▶ [DESCRIPTION OF THE TASK]: Scan the following material for the string "screenshot" and copy each line in which it appears.

▶ [INFORMATION SHOWN]:
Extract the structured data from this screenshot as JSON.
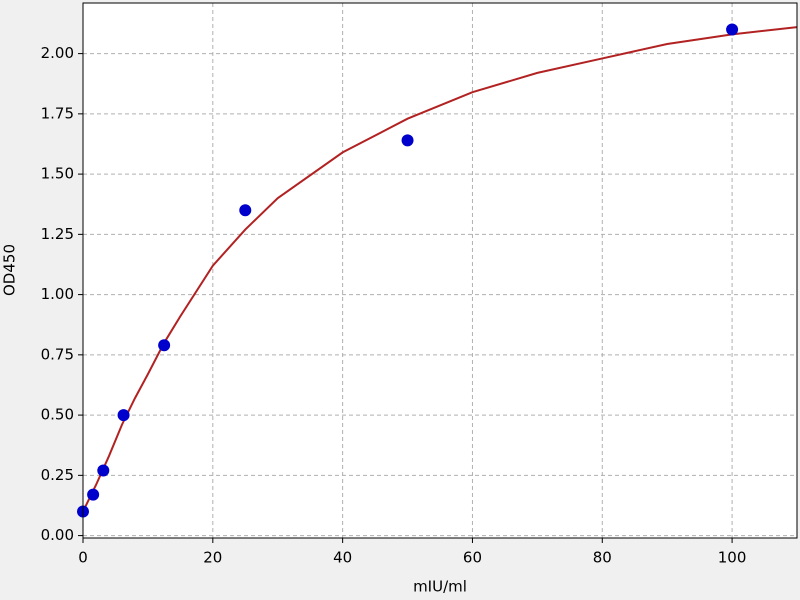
{
  "chart_data": {
    "type": "scatter",
    "x_label": "mIU/ml",
    "y_label": "OD450",
    "xlim": [
      0,
      110
    ],
    "ylim": [
      -0.01,
      2.21
    ],
    "xticks": [
      0,
      20,
      40,
      60,
      80,
      100
    ],
    "yticks": [
      {
        "value": 0,
        "label": "0.00"
      },
      {
        "value": 0.25,
        "label": "0.25"
      },
      {
        "value": 0.5,
        "label": "0.50"
      },
      {
        "value": 0.75,
        "label": "0.75"
      },
      {
        "value": 1,
        "label": "1.00"
      },
      {
        "value": 1.25,
        "label": "1.25"
      },
      {
        "value": 1.5,
        "label": "1.50"
      },
      {
        "value": 1.75,
        "label": "1.75"
      },
      {
        "value": 2,
        "label": "2.00"
      }
    ],
    "grid": true,
    "series": [
      {
        "type": "line",
        "color": "#b22222",
        "x": [
          0,
          2,
          4,
          6,
          8,
          10,
          12.5,
          15,
          20,
          25,
          30,
          40,
          50,
          60,
          70,
          80,
          90,
          100,
          110
        ],
        "values": [
          0.1,
          0.21,
          0.33,
          0.46,
          0.57,
          0.67,
          0.8,
          0.91,
          1.12,
          1.27,
          1.4,
          1.59,
          1.73,
          1.84,
          1.92,
          1.98,
          2.04,
          2.08,
          2.11
        ]
      },
      {
        "type": "scatter",
        "color": "#0000cc",
        "x": [
          0,
          1.56,
          3.125,
          6.25,
          12.5,
          25,
          50,
          100
        ],
        "values": [
          0.1,
          0.17,
          0.27,
          0.5,
          0.79,
          1.35,
          1.64,
          2.1
        ]
      }
    ]
  }
}
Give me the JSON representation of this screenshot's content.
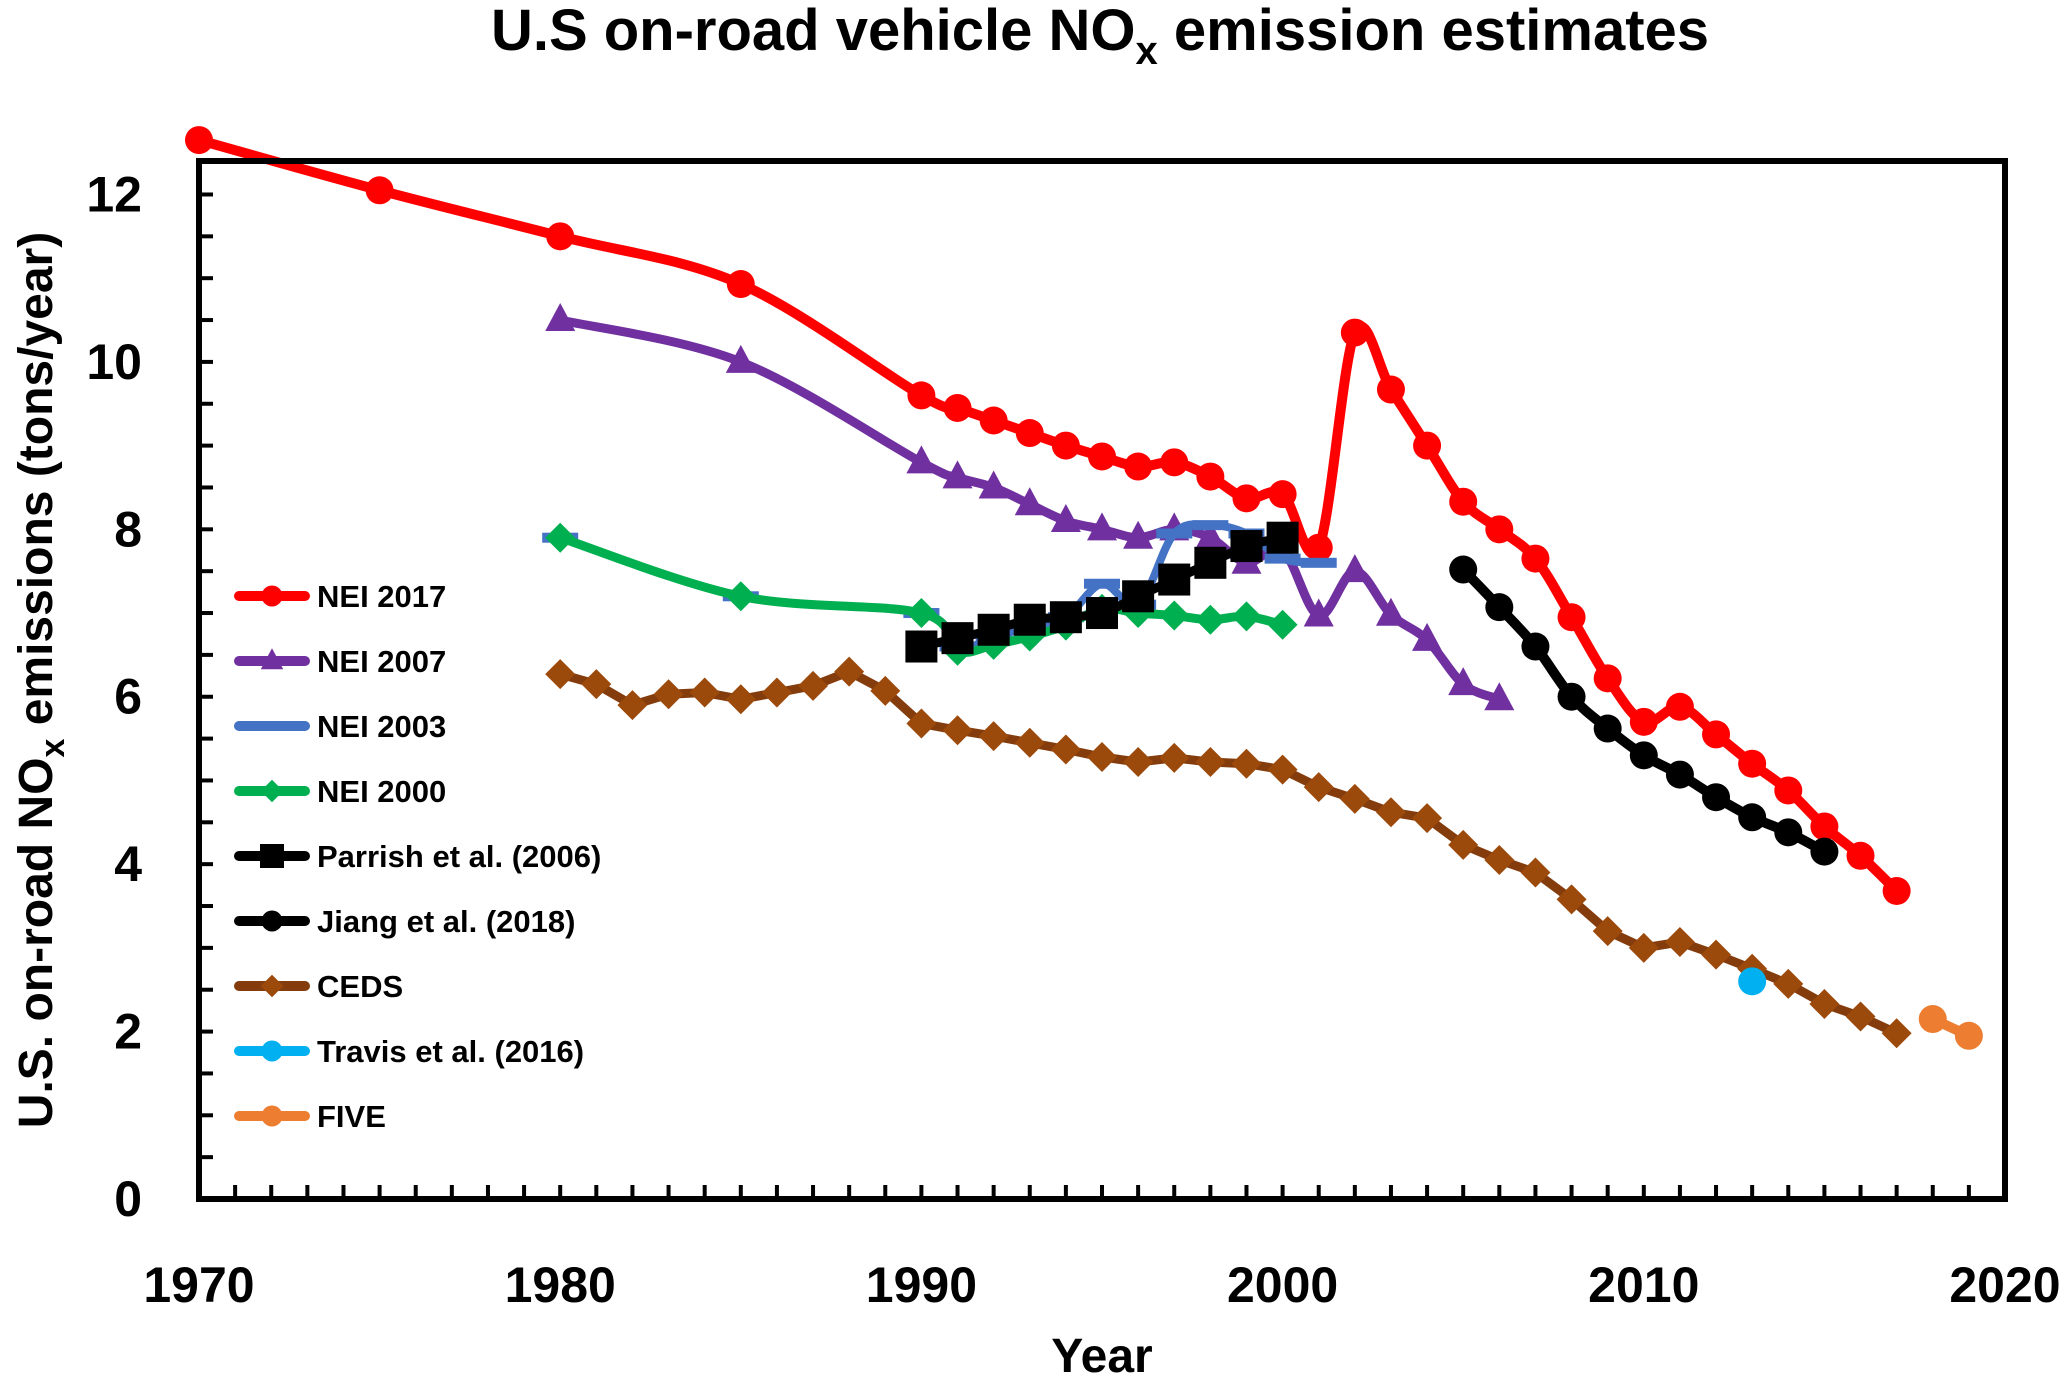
{
  "chart_data": {
    "type": "line",
    "title": {
      "pre": "U.S on-road vehicle NO",
      "sub": "x",
      "post": " emission estimates"
    },
    "xlabel": "Year",
    "ylabel": {
      "pre": "U.S. on-road NO",
      "sub": "x",
      "post": " emissions (tons/year)"
    },
    "xlim": [
      1970,
      2020
    ],
    "ylim": [
      0,
      12.4
    ],
    "xticks": [
      "1970",
      "1980",
      "1990",
      "2000",
      "2010",
      "2020"
    ],
    "yticks": [
      "0",
      "2",
      "4",
      "6",
      "8",
      "10",
      "12"
    ],
    "grid": false,
    "legend_position": "left-middle",
    "series": [
      {
        "name": "NEI 2017",
        "color": "#FF0000",
        "marker": "circle",
        "smooth": true,
        "x": [
          1970,
          1975,
          1980,
          1985,
          1990,
          1991,
          1992,
          1993,
          1994,
          1995,
          1996,
          1997,
          1998,
          1999,
          2000,
          2001,
          2002,
          2003,
          2004,
          2005,
          2006,
          2007,
          2008,
          2009,
          2010,
          2011,
          2012,
          2013,
          2014,
          2015,
          2016,
          2017
        ],
        "y": [
          12.65,
          12.05,
          11.5,
          10.93,
          9.6,
          9.45,
          9.3,
          9.15,
          9.0,
          8.87,
          8.75,
          8.8,
          8.63,
          8.37,
          8.42,
          7.78,
          10.35,
          9.67,
          9.0,
          8.33,
          8.0,
          7.65,
          6.95,
          6.22,
          5.7,
          5.88,
          5.55,
          5.2,
          4.88,
          4.45,
          4.1,
          3.68
        ]
      },
      {
        "name": "NEI 2007",
        "color": "#7030A0",
        "marker": "triangle",
        "smooth": true,
        "x": [
          1980,
          1985,
          1990,
          1991,
          1992,
          1993,
          1994,
          1995,
          1996,
          1997,
          1998,
          1999,
          2000,
          2001,
          2002,
          2003,
          2004,
          2005,
          2006
        ],
        "y": [
          10.5,
          10.0,
          8.8,
          8.62,
          8.5,
          8.3,
          8.1,
          8.0,
          7.9,
          8.0,
          7.9,
          7.6,
          7.75,
          6.97,
          7.5,
          6.98,
          6.68,
          6.15,
          5.97
        ]
      },
      {
        "name": "NEI 2003",
        "color": "#4472C4",
        "marker": "dash",
        "smooth": true,
        "x": [
          1980,
          1985,
          1990,
          1991,
          1992,
          1993,
          1994,
          1995,
          1996,
          1997,
          1998,
          1999,
          2000,
          2001
        ],
        "y": [
          7.9,
          7.2,
          7.0,
          6.6,
          6.7,
          6.85,
          6.95,
          7.35,
          7.1,
          7.95,
          8.05,
          7.95,
          7.65,
          7.6
        ]
      },
      {
        "name": "NEI 2000",
        "color": "#00B050",
        "marker": "diamond",
        "smooth": true,
        "x": [
          1980,
          1985,
          1990,
          1991,
          1992,
          1993,
          1994,
          1995,
          1996,
          1997,
          1998,
          1999,
          2000
        ],
        "y": [
          7.9,
          7.2,
          7.0,
          6.55,
          6.62,
          6.72,
          6.85,
          7.05,
          7.0,
          6.97,
          6.92,
          6.96,
          6.86
        ]
      },
      {
        "name": "Parrish et al. (2006)",
        "color": "#000000",
        "marker": "square",
        "smooth": true,
        "x": [
          1990,
          1991,
          1992,
          1993,
          1994,
          1995,
          1996,
          1997,
          1998,
          1999,
          2000
        ],
        "y": [
          6.6,
          6.7,
          6.8,
          6.92,
          6.95,
          7.0,
          7.2,
          7.4,
          7.6,
          7.8,
          7.9
        ]
      },
      {
        "name": "Jiang et al. (2018)",
        "color": "#000000",
        "marker": "circle",
        "smooth": true,
        "x": [
          2005,
          2006,
          2007,
          2008,
          2009,
          2010,
          2011,
          2012,
          2013,
          2014,
          2015
        ],
        "y": [
          7.52,
          7.07,
          6.6,
          6.0,
          5.62,
          5.3,
          5.07,
          4.8,
          4.56,
          4.38,
          4.15
        ]
      },
      {
        "name": "CEDS",
        "color": "#9C4A0C",
        "line_color": "#843C0C",
        "marker": "diamond",
        "smooth": false,
        "x": [
          1980,
          1981,
          1982,
          1983,
          1984,
          1985,
          1986,
          1987,
          1988,
          1989,
          1990,
          1991,
          1992,
          1993,
          1994,
          1995,
          1996,
          1997,
          1998,
          1999,
          2000,
          2001,
          2002,
          2003,
          2004,
          2005,
          2006,
          2007,
          2008,
          2009,
          2010,
          2011,
          2012,
          2013,
          2014,
          2015,
          2016,
          2017
        ],
        "y": [
          6.27,
          6.15,
          5.9,
          6.03,
          6.05,
          5.97,
          6.05,
          6.13,
          6.3,
          6.07,
          5.68,
          5.6,
          5.53,
          5.45,
          5.37,
          5.28,
          5.22,
          5.27,
          5.22,
          5.2,
          5.13,
          4.92,
          4.78,
          4.62,
          4.55,
          4.23,
          4.05,
          3.9,
          3.58,
          3.2,
          3.0,
          3.07,
          2.92,
          2.75,
          2.57,
          2.33,
          2.18,
          1.98
        ]
      },
      {
        "name": "Travis et al. (2016)",
        "color": "#00B0F0",
        "marker": "circle",
        "smooth": false,
        "x": [
          2013
        ],
        "y": [
          2.6
        ]
      },
      {
        "name": "FIVE",
        "color": "#ED7D31",
        "marker": "circle",
        "smooth": false,
        "x": [
          2018,
          2019
        ],
        "y": [
          2.15,
          1.95
        ]
      }
    ]
  }
}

▶ [FINAL ANSWER]:
Extract the structured data from this screenshot as JSON.
Give me the JSON representation of this screenshot's content.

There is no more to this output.